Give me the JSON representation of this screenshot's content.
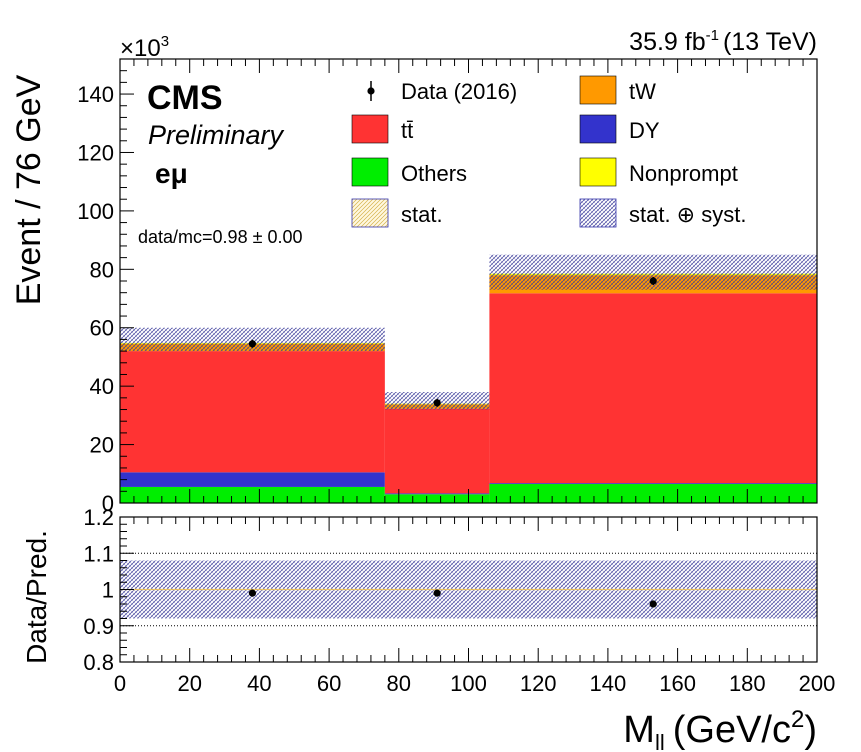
{
  "header": {
    "lumi_value": "35.9 fb",
    "lumi_exp": "-1",
    "energy": "(13 TeV)",
    "multiplier_prefix": "×10",
    "multiplier_exp": "3",
    "cms": "CMS",
    "preliminary": "Preliminary",
    "channel": "eμ",
    "ratio_text": "data/mc=0.98 ± 0.00"
  },
  "legend": [
    {
      "key": "data",
      "label": "Data (2016)",
      "style": "marker",
      "color": "#000000"
    },
    {
      "key": "tw",
      "label": "tW",
      "style": "fill",
      "color": "#ff9900"
    },
    {
      "key": "tt",
      "label": "tt̄",
      "style": "fill",
      "color": "#ff3333"
    },
    {
      "key": "dy",
      "label": "DY",
      "style": "fill",
      "color": "#3333cc"
    },
    {
      "key": "others",
      "label": "Others",
      "style": "fill",
      "color": "#00ee00"
    },
    {
      "key": "nonprompt",
      "label": "Nonprompt",
      "style": "fill",
      "color": "#ffff00"
    },
    {
      "key": "stat",
      "label": "stat.",
      "style": "hatch-yellow",
      "color": "#d4b24a"
    },
    {
      "key": "statsyst",
      "label": "stat. ⊕ syst.",
      "style": "hatch-blue",
      "color": "#3a3a9a"
    }
  ],
  "chart_data": [
    {
      "type": "bar",
      "stacked": true,
      "ylabel": "Event / 76 GeV",
      "y_multiplier": 1000,
      "ylim": [
        0,
        152
      ],
      "xlim": [
        0,
        200
      ],
      "yticks": [
        0,
        20,
        40,
        60,
        80,
        100,
        120,
        140
      ],
      "bins": [
        [
          0,
          76
        ],
        [
          76,
          106
        ],
        [
          106,
          200
        ]
      ],
      "series": [
        {
          "name": "Others",
          "color": "#00ee00",
          "values": [
            5.5,
            3.0,
            6.5
          ]
        },
        {
          "name": "DY",
          "color": "#3333cc",
          "values": [
            5.0,
            0.3,
            0.3
          ]
        },
        {
          "name": "tt̄",
          "color": "#ff3333",
          "values": [
            41.5,
            29.0,
            65.0
          ]
        },
        {
          "name": "tW",
          "color": "#ff9900",
          "values": [
            2.5,
            1.5,
            6.2
          ]
        },
        {
          "name": "Nonprompt",
          "color": "#ffff00",
          "values": [
            0.3,
            0.2,
            0.5
          ]
        }
      ],
      "syst_band": [
        [
          52.0,
          60.0
        ],
        [
          32.0,
          38.0
        ],
        [
          73.0,
          85.0
        ]
      ],
      "data_points": [
        {
          "x": 38,
          "y": 54.5
        },
        {
          "x": 91,
          "y": 34.3
        },
        {
          "x": 153,
          "y": 76.0
        }
      ]
    },
    {
      "type": "scatter",
      "ylabel": "Data/Pred.",
      "xlabel": "M",
      "xlabel_sub": "ll",
      "xlabel_unit": "(GeV/c",
      "xlabel_unit_exp": "2",
      "xlabel_close": ")",
      "ylim": [
        0.8,
        1.2
      ],
      "xlim": [
        0,
        200
      ],
      "yticks": [
        "0.8",
        "0.9",
        "1",
        "1.1",
        "1.2"
      ],
      "xticks": [
        "0",
        "20",
        "40",
        "60",
        "80",
        "100",
        "120",
        "140",
        "160",
        "180",
        "200"
      ],
      "syst_band": [
        0.92,
        1.08
      ],
      "stat_band": [
        0.998,
        1.002
      ],
      "points": [
        {
          "x": 38,
          "y": 0.99
        },
        {
          "x": 91,
          "y": 0.99
        },
        {
          "x": 153,
          "y": 0.96
        }
      ]
    }
  ]
}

****************

[WHAT THIS TASK INVOLVES] Pull out every line in the material above where "name" occurs.

[TASK OUTPUT]
          "name": "Others",
          "name": "DY",
          "name": "tt̄",
          "name": "tW",
          "name": "Nonprompt",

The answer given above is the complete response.